- Task to carry out
Copy each line of the listing below exactly.

-- Start Data for this task --

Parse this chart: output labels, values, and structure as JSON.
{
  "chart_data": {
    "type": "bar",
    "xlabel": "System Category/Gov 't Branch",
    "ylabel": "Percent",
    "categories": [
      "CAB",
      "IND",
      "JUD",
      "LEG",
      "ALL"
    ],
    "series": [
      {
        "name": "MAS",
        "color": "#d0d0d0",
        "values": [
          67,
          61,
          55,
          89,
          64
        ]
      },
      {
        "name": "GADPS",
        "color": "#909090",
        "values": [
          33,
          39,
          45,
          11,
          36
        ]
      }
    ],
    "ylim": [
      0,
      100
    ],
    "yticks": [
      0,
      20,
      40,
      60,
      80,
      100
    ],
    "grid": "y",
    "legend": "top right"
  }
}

-- End Data for this task --

- Full solution
Parse this chart: output labels, values, and structure as JSON.
{
  "chart_data": {
    "type": "bar",
    "xlabel": "System Category/Gov 't Branch",
    "ylabel": "Percent",
    "categories": [
      "CAB",
      "IND",
      "JUD",
      "LEG",
      "ALL"
    ],
    "series": [
      {
        "name": "MAS",
        "color": "#d0d0d0",
        "values": [
          67,
          61,
          55,
          89,
          64
        ]
      },
      {
        "name": "GADPS",
        "color": "#909090",
        "values": [
          33,
          39,
          45,
          11,
          36
        ]
      }
    ],
    "ylim": [
      0,
      100
    ],
    "yticks": [
      0,
      20,
      40,
      60,
      80,
      100
    ],
    "grid": "y",
    "legend": "top right"
  }
}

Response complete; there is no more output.